▶ _The exercise_
Reproduce the listing below verbatim.

━━━ Data lines

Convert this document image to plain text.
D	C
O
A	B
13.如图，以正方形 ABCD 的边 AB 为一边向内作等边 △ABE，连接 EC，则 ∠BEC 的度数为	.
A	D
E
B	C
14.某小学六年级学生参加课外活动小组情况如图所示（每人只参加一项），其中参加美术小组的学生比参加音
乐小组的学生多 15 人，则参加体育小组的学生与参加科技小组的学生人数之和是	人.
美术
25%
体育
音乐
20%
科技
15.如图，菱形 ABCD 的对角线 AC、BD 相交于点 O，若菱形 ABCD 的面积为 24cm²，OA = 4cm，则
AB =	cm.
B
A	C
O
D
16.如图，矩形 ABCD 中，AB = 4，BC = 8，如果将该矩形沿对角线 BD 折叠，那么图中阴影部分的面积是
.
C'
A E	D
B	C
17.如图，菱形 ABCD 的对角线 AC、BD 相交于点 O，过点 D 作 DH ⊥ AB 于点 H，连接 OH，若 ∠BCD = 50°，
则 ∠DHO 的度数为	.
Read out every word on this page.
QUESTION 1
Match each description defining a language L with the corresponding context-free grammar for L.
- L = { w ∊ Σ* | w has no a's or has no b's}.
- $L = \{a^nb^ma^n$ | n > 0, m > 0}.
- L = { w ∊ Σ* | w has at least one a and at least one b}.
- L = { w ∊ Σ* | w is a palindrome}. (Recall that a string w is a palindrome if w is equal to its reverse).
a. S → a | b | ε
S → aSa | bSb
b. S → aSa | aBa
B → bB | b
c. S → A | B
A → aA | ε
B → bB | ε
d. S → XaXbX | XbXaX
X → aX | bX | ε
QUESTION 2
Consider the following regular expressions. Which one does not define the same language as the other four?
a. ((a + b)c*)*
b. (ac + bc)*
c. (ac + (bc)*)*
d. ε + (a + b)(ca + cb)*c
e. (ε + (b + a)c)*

━━━━━━

▶ _Final answer_
Convert this document image to plain text.
D	C
O
A	B
13.如图，以正方形 ABCD 的边 AB 为一边向内作等边 △ABE，连接 EC，则 ∠BEC 的度数为	.
A	D
E
B	C
14.某小学六年级学生参加课外活动小组情况如图所示（每人只参加一项），其中参加美术小组的学生比参加音
乐小组的学生多 15 人，则参加体育小组的学生与参加科技小组的学生人数之和是	人.
美术
25%
体育
音乐
20%
科技
15.如图，菱形 ABCD 的对角线 AC、BD 相交于点 O，若菱形 ABCD 的面积为 24cm²，OA = 4cm，则
AB =	cm.
B
A	C
O
D
16.如图，矩形 ABCD 中，AB = 4，BC = 8，如果将该矩形沿对角线 BD 折叠，那么图中阴影部分的面积是
.
C'
A E	D
B	C
17.如图，菱形 ABCD 的对角线 AC、BD 相交于点 O，过点 D 作 DH ⊥ AB 于点 H，连接 OH，若 ∠BCD = 50°，
则 ∠DHO 的度数为	.
Read out every word on this page.
QUESTION 1
Match each description defining a language L with the corresponding context-free grammar for L.
- L = { w ∊ Σ* | w has no a's or has no b's}.
- $L = \{a^nb^ma^n$ | n > 0, m > 0}.
- L = { w ∊ Σ* | w has at least one a and at least one b}.
- L = { w ∊ Σ* | w is a palindrome}. (Recall that a string w is a palindrome if w is equal to its reverse).
a. S → a | b | ε
S → aSa | bSb
b. S → aSa | aBa
B → bB | b
c. S → A | B
A → aA | ε
B → bB | ε
d. S → XaXbX | XbXaX
X → aX | bX | ε
QUESTION 2
Consider the following regular expressions. Which one does not define the same language as the other four?
a. ((a + b)c*)*
b. (ac + bc)*
c. (ac + (bc)*)*
d. ε + (a + b)(ca + cb)*c
e. (ε + (b + a)c)*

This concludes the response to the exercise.